#### APPLY WHAT YOU READ
(A) According to the self-care app case study, which five categories of health make up the app's definition of self-care?
(B) Copy the portion of the self-care app case study between "Driven by the" and "needs and goals.", inclusive.
(C) Condense the paragraph of the self-care app case study that begins "We embraced the reality" into a shorter version that keeps its main facts.

3. Tracking feature that will assist in motivating users to continue using the app.

04. Defining Self-Care

Our Five Pillars

We embraced the reality that there isn’t just one way to perform or define self-care. It is dependent on mood, environment, accessibility, timing and other factors. Therefore, we came up with the idea that our definition of self-care within the app would include five different categories of health: Social, Spiritual, Emotional, Practical and Physical.

All five of these categories were mentioned in our initial user interviews when participants described what an effective way to perform self-care looks like to them.

Icons & Color Theory

To assist users with tracking their self-care activities within the app, I selected icons that would help them recognize what type of self-care activity they would be completing while scrolling through the discovery page.

Additionally, I used color theory to select hues that corresponded with feelings a user might have when engaging with a specific category of health.

05. Designing

Insight to solution

Driven by the insights gathered from user interviews, we began to design mid-fidelity wireframes with the hope of having them accurately address our persona's pain points, needs and goals.




06. Testing & Ideating

Usability Tests

Now that we fully fleshed out our mid-fidelity wireframes to solution for user's pain points, we wanted to test the usability of the app itself. Our goal was to get as much feedback as we could in order to  ideate for our high fidelity wireframes.

#### DATASET EXTRACT
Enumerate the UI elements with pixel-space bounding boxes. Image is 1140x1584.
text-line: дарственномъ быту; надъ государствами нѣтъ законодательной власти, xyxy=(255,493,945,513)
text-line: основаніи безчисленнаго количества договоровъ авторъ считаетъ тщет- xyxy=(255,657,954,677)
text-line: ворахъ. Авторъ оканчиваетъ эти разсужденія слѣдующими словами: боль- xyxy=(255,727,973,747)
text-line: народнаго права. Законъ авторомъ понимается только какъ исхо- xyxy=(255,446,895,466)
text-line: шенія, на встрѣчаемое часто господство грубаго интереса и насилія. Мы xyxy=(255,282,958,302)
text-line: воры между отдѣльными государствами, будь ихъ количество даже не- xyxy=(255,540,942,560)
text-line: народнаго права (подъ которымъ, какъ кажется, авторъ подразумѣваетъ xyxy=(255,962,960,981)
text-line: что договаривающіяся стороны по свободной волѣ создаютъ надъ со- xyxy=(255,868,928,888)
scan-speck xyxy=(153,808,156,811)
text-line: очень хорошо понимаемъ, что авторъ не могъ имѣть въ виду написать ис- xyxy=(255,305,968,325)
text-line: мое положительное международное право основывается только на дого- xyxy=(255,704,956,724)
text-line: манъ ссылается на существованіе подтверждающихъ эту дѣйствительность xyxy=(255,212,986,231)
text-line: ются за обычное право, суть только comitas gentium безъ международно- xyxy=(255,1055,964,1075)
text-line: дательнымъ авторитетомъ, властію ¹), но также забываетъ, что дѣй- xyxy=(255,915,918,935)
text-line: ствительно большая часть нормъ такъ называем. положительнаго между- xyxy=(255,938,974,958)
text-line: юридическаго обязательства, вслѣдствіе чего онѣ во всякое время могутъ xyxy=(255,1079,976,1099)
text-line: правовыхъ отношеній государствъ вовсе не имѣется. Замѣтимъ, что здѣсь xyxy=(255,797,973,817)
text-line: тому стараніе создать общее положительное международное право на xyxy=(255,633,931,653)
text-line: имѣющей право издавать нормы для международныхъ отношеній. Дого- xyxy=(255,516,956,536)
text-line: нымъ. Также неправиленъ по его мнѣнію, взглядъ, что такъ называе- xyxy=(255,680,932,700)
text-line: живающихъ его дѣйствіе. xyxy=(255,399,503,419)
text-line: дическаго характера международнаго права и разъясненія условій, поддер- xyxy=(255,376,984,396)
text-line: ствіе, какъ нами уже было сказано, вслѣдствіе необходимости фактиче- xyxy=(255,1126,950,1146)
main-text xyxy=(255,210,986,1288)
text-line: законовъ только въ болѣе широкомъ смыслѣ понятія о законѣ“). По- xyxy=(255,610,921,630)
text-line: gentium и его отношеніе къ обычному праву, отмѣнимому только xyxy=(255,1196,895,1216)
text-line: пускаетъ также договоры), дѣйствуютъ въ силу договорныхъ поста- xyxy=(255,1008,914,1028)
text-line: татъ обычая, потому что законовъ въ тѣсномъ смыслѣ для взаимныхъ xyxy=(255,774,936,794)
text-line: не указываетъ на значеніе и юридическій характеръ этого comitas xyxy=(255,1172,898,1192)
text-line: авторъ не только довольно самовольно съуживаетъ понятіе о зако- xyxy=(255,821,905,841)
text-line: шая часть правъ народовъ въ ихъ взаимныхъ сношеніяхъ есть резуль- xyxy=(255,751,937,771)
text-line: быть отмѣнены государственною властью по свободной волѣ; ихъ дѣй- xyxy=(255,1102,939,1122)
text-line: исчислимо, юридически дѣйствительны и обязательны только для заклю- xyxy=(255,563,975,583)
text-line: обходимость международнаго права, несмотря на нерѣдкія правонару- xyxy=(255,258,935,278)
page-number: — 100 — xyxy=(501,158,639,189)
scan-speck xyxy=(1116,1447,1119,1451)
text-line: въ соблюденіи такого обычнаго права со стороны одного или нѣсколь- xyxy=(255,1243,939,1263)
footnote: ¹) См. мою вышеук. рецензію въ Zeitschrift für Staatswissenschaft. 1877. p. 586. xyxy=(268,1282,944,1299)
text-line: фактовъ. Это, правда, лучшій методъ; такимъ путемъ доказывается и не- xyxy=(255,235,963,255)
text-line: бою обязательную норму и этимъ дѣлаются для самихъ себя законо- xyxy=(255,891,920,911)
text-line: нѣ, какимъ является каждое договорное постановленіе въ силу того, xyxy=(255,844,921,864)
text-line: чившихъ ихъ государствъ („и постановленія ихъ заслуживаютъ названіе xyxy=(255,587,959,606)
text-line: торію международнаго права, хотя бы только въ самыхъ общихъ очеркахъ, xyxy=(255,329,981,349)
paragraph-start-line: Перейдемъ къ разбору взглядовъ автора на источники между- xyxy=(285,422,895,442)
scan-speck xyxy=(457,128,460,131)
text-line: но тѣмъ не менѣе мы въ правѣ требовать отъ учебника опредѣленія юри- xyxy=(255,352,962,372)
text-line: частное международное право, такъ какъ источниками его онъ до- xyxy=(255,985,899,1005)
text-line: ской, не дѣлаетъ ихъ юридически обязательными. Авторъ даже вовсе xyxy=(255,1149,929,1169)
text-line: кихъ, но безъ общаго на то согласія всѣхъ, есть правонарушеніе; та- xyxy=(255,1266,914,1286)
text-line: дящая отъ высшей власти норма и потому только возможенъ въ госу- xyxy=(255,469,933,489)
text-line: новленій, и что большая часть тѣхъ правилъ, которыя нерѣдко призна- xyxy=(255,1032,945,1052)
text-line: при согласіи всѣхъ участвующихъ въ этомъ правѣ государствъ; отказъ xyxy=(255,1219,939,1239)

#### SOLUTIONS BELOW
(A) Social, Spiritual, Emotional, Practical and Physical.

(B)
Driven by the insights gathered from user interviews, we began to design mid-fidelity wireframes with the hope of having them accurately address our persona's pain points, needs and goals.

(C) Self-care has no single definition. It depends on mood, environment, accessibility, timing and other factors. The app therefore defines self-care through five categories of health: Social, Spiritual, Emotional, Practical and Physical.